> [WHAT THIS TASK INVOLVES]: Write out the entire listing below exactly as it appears, minus any pictures.

▼▼▼

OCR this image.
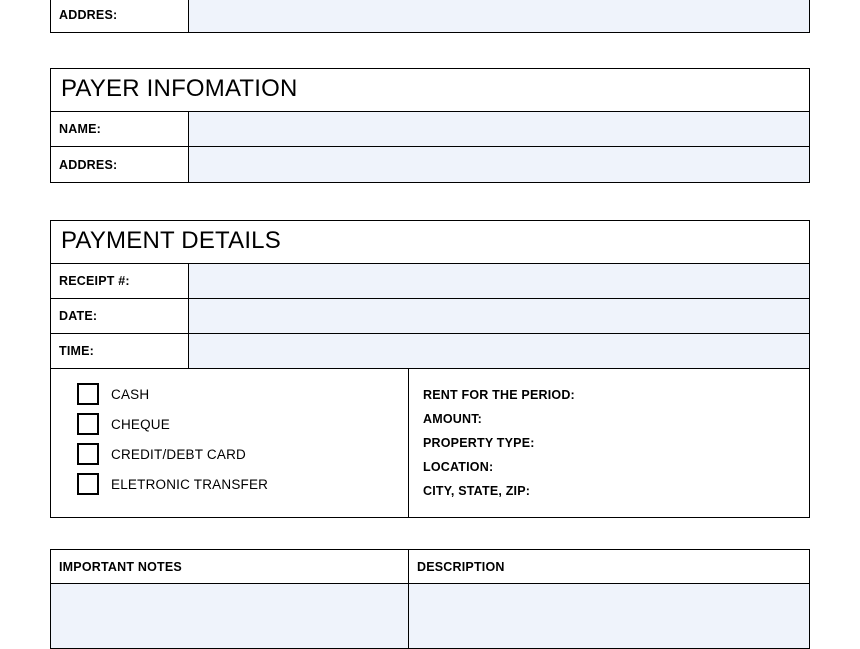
ADDRES:
PAYER INFOMATION
NAME:
ADDRES:
PAYMENT DETAILS
RECEIPT #:
DATE:
TIME:
CASH
CHEQUE
CREDIT/DEBT CARD
ELETRONIC TRANSFER
RENT FOR THE PERIOD:
AMOUNT:
PROPERTY TYPE:
LOCATION:
CITY, STATE, ZIP:
IMPORTANT NOTES	DESCRIPTION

▲▲▲

> [FULL RESPONSE]:
OCR this image.
ADDRES:
PAYER INFOMATION
NAME:
ADDRES:
PAYMENT DETAILS
RECEIPT #:
DATE:
TIME:
CASH
CHEQUE
CREDIT/DEBT CARD
ELETRONIC TRANSFER
RENT FOR THE PERIOD:
AMOUNT:
PROPERTY TYPE:
LOCATION:
CITY, STATE, ZIP:
IMPORTANT NOTES	DESCRIPTION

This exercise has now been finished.